• [CONSIGNES]:
1. Citez fidèlement le passage de l'extrait qui commence par "Le communiqué de" et se poursuit jusqu'à "thermiques et chimiques.".
2. D'après l'extrait, pourquoi ces lésions sont-elles qualifiées de complexes ? Répondez en une à trois phrases.
3. Quel était l'âge moyen des patients touchés en Alsace entre 2006 et 2012, selon l'extrait ?

• [EXTRAIT]:
Des lésions complexes posant un défi technique aux chirurgiens

Le communiqué de la SOFCOT précise d'ailleurs que ces lésions sont complexes car elles concernent de nombreux tissus : les os et les parties molles, en l’occurrence les tendons, les muscles, les vaisseaux et les nerfs. Elles posent en outre un défi technique aux chirurgiens confrontés aux limites de leur savoir-faire en matière de réparation. En effet, les difficultés opératoires sont amplifiées par la multiplicité des mécanismes destructeurs liés à l’effet de souffle (blast), à savoir les brûlures thermiques et chimiques.
Ainsi, l’an dernier, des chirurgiens strasbourgeois ont publié dans la revue Chirurgie de la main un article détaillant les traumatismes par pétards et feu d’artifice survenus entre 2006 et 2012 en Alsace, région dans laquelle les pétards de la catégorie K1 (interdits aux moins de 12 ans) sont en vente libre, alors que les "mortiers" K2 et K3, interdits aux moins de 18 ans et qui contiennent une plus grande quantité de poudre, sont interdits.
Durant cette période, les traumatismes ont concerné 58 patients, âgés en moyenne de 25 ans. La majorité n'a d'ailleurs pas été occasionné lors du 14 juillet, mais dans la nuit du Nouvel An où l'utilisation de pétards est très répandue dans cette région. Le Pr Philippe Livernaux se veut cependant optimiste : "Le nombre d’accidents graves par pétards a nettement diminué en Alsace depuis deux ans. Dans les départements en Bas-Rhin et du Haut-Rhin, plusieurs actions de prévention ont été menées. Des policiers et gendarmes ont ainsi sensibilisés plus de 20.000 élèves des classes de 4à ce danger", précise-t-il.

Données d'analyse de la mise en page de documents:
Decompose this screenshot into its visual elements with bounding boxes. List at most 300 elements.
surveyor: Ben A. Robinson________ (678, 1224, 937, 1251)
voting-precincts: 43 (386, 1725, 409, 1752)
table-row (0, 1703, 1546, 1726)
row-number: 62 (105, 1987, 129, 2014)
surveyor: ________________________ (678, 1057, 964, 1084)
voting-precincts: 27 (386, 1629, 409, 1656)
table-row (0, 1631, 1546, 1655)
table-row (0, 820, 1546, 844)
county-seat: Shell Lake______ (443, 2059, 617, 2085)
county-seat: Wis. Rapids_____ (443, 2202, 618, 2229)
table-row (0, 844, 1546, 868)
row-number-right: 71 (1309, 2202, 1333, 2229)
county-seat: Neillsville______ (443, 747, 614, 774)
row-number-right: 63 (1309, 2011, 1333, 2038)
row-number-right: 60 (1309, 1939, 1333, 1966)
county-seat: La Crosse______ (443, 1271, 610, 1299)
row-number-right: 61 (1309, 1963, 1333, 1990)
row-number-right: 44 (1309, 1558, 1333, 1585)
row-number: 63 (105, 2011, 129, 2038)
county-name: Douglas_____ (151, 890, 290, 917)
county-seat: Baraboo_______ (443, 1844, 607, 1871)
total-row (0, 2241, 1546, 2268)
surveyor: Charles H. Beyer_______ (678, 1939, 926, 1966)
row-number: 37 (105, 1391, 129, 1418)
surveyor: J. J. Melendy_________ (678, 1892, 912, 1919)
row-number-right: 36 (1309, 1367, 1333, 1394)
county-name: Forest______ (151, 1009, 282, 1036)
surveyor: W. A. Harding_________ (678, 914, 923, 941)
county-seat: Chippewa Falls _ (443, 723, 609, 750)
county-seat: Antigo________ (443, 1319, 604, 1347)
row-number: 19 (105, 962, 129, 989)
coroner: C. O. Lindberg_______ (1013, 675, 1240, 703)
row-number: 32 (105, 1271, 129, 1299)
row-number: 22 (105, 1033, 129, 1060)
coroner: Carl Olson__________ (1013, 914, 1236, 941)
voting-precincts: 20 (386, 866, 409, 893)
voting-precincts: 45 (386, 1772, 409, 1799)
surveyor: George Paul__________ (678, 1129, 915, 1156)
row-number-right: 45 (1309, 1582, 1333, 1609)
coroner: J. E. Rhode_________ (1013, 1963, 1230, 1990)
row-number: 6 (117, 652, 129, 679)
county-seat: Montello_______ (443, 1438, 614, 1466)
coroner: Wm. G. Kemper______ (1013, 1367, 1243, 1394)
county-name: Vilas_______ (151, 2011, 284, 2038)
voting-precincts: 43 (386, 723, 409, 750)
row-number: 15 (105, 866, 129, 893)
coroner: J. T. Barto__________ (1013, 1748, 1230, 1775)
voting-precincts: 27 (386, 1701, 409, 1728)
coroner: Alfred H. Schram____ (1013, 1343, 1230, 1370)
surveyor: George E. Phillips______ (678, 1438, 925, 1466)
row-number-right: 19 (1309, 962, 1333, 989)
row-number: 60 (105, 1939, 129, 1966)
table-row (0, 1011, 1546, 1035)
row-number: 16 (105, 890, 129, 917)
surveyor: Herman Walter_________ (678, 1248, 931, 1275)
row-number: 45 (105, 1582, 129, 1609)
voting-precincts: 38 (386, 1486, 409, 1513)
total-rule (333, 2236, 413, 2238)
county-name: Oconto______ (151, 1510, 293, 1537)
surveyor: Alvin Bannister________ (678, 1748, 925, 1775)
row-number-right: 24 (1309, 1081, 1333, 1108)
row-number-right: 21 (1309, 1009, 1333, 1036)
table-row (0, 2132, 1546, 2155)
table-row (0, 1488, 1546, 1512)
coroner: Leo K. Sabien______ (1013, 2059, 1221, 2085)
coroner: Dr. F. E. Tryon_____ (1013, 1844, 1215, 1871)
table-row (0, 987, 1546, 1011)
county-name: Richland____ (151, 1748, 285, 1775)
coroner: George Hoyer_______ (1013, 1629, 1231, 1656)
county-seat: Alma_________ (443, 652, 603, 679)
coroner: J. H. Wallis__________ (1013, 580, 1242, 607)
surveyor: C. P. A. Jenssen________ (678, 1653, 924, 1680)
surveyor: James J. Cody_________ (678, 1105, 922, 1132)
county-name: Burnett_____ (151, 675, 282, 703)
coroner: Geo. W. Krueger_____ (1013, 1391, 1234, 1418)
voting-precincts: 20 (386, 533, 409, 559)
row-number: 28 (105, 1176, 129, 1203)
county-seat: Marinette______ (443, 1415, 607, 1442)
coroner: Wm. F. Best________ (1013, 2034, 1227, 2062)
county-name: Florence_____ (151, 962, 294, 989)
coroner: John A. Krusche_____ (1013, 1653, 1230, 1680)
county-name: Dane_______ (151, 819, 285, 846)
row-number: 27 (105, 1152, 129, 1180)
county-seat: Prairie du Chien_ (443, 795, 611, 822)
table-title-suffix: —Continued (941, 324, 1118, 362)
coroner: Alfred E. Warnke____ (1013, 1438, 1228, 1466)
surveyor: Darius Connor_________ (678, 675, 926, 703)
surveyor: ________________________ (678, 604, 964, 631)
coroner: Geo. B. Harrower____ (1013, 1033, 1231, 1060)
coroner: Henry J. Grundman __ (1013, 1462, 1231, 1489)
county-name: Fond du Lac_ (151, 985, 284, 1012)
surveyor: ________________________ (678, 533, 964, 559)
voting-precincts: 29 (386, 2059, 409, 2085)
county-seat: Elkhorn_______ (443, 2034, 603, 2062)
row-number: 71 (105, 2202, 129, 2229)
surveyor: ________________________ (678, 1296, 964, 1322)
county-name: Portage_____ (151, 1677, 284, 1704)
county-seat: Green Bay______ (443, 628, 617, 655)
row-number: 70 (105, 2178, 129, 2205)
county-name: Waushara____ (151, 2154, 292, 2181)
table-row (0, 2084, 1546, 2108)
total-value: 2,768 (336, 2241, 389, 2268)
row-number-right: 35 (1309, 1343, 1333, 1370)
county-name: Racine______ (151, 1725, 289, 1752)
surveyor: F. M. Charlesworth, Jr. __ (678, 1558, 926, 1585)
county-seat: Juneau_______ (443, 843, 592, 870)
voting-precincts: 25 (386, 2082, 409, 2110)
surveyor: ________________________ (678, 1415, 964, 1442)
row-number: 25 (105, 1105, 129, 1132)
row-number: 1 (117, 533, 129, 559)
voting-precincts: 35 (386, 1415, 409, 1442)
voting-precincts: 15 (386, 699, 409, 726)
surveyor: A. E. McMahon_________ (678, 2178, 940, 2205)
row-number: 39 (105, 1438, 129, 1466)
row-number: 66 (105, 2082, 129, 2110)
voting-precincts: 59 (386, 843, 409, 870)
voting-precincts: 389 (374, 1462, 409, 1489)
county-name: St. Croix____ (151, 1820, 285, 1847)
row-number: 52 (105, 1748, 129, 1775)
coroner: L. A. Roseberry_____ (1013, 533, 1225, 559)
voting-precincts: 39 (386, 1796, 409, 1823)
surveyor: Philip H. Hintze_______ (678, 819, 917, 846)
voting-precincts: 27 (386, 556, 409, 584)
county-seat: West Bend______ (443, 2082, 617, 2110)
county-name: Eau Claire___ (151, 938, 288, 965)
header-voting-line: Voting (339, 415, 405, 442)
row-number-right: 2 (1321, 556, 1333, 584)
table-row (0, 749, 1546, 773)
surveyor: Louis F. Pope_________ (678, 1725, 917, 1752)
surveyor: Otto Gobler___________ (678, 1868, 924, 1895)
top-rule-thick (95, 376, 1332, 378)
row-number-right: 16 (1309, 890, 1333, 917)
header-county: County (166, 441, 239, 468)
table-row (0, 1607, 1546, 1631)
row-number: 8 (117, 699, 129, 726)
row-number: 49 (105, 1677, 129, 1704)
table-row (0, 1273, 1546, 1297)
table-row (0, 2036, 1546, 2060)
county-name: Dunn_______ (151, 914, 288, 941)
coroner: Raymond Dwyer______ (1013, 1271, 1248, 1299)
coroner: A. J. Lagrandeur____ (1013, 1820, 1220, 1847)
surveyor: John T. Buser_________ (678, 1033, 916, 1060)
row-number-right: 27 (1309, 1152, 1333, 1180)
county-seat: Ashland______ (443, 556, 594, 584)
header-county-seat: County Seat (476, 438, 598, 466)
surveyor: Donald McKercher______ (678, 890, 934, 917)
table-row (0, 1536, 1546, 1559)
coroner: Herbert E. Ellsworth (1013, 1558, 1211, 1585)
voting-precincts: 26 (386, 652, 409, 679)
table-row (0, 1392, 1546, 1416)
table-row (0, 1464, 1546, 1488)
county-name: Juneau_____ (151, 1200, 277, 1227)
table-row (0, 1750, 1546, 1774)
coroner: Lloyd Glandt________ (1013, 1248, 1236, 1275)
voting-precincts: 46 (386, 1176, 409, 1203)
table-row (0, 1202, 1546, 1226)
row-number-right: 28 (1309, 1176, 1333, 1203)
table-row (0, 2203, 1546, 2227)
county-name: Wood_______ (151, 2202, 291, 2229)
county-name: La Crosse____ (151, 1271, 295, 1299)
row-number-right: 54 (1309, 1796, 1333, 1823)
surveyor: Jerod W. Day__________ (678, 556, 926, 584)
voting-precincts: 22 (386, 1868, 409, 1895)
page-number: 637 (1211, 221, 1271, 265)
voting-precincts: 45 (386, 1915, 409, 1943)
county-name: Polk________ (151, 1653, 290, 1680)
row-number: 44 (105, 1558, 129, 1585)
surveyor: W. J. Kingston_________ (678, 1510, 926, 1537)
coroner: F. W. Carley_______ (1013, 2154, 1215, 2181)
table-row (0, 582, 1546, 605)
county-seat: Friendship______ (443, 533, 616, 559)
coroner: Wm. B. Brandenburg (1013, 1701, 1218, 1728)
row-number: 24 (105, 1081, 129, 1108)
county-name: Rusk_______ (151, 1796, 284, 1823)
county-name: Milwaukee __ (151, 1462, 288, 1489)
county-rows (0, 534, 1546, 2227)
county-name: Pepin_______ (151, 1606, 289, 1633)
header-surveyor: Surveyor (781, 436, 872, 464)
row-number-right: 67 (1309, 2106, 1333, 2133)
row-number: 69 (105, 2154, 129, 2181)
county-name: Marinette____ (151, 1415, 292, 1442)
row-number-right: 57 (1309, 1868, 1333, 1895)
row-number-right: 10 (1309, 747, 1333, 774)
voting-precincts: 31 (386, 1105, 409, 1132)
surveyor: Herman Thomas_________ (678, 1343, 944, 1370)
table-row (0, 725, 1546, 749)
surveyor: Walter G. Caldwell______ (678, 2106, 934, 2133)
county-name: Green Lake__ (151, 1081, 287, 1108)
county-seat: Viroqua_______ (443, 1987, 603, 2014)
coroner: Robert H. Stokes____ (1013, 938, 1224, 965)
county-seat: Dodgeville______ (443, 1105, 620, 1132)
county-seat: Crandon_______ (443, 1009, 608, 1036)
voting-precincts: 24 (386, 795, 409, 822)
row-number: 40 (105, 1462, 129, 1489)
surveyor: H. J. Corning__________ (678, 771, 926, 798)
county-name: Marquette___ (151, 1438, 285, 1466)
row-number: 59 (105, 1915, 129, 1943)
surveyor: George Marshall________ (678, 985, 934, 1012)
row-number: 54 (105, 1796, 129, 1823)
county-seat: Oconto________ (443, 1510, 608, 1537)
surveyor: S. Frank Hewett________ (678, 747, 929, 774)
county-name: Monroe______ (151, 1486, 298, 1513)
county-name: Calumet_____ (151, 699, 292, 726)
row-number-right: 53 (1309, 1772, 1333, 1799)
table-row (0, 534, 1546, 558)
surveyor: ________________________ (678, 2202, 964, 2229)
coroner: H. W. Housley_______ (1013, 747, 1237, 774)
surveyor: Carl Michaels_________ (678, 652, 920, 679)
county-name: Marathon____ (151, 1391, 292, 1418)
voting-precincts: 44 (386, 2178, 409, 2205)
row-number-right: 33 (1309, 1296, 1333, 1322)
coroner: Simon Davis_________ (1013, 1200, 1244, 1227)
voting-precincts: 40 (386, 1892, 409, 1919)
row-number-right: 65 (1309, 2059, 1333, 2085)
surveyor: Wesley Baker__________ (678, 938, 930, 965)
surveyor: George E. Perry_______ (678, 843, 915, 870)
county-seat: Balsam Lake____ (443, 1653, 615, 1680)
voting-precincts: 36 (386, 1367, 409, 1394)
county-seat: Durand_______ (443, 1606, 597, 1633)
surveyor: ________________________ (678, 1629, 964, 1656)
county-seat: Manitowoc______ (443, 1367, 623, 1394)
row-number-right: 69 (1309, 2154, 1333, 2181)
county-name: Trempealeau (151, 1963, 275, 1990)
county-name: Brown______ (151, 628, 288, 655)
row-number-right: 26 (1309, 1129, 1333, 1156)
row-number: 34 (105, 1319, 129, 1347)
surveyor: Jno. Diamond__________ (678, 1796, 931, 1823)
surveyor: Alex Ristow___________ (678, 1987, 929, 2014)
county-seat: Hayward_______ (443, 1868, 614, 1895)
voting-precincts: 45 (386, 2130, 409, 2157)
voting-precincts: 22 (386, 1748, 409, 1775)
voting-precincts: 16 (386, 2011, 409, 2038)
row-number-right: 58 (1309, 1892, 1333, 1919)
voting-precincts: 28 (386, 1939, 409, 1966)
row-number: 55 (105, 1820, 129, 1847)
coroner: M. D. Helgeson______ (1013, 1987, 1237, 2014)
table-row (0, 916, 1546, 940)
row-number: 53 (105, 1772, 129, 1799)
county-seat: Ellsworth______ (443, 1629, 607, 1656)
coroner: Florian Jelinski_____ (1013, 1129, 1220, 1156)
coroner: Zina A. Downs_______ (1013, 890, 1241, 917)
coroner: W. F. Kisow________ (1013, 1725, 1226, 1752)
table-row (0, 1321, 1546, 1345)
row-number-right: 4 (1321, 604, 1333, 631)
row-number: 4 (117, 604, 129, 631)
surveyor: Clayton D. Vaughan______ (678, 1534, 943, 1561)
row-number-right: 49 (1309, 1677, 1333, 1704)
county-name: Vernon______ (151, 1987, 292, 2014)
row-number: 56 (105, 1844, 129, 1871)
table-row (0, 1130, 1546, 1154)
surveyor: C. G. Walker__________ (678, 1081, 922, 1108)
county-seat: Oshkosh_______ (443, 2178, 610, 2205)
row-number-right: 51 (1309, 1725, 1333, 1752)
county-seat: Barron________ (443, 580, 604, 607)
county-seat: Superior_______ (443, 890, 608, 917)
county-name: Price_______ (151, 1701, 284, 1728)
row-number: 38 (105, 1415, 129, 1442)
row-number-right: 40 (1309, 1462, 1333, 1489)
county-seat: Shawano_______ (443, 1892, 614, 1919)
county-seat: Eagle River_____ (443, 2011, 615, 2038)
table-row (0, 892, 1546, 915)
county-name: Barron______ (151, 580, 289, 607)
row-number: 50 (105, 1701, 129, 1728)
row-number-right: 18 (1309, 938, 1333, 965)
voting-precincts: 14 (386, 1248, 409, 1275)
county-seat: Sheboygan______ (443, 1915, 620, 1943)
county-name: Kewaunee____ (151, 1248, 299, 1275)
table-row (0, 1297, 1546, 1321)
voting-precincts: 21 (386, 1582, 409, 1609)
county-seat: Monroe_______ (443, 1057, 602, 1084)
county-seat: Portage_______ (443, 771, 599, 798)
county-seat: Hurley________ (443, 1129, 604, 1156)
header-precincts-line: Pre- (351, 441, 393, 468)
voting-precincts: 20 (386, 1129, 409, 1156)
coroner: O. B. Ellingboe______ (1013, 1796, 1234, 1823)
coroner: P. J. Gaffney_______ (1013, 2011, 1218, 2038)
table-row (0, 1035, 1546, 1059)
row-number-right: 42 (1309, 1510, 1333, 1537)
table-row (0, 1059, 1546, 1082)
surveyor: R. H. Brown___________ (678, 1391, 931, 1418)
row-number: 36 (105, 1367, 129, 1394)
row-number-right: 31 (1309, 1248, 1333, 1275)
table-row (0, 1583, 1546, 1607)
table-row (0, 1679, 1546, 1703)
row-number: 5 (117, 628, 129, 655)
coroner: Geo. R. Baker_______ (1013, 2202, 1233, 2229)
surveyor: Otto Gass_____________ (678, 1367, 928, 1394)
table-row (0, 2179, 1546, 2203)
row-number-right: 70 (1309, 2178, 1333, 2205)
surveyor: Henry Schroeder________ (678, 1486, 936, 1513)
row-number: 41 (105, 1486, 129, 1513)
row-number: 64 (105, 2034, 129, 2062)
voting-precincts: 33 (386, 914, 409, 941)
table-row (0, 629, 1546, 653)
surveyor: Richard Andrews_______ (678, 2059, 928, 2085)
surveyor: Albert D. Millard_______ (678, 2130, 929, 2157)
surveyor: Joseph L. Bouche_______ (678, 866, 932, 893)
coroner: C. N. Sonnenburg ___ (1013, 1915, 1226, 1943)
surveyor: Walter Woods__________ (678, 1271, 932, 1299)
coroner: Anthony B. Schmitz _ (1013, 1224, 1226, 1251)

• [RÉPONSES AUX CONSIGNES]:
1.
Le communiqué de la SOFCOT précise d'ailleurs que ces lésions sont complexes car elles concernent de nombreux tissus : les os et les parties molles, en l’occurrence les tendons, les muscles, les vaisseaux et les nerfs. Elles posent en outre un défi technique aux chirurgiens confrontés aux limites de leur savoir-faire en matière de réparation. En effet, les difficultés opératoires sont amplifiées par la multiplicité des mécanismes destructeurs liés à l’effet de souffle (blast), à savoir les brûlures thermiques et chimiques.

2. Ces lésions sont complexes parce qu'elles touchent de nombreux tissus : les os et les parties molles, c'est-à-dire les tendons, les muscles, les vaisseaux et les nerfs.

3. Ils avaient en moyenne 25 ans.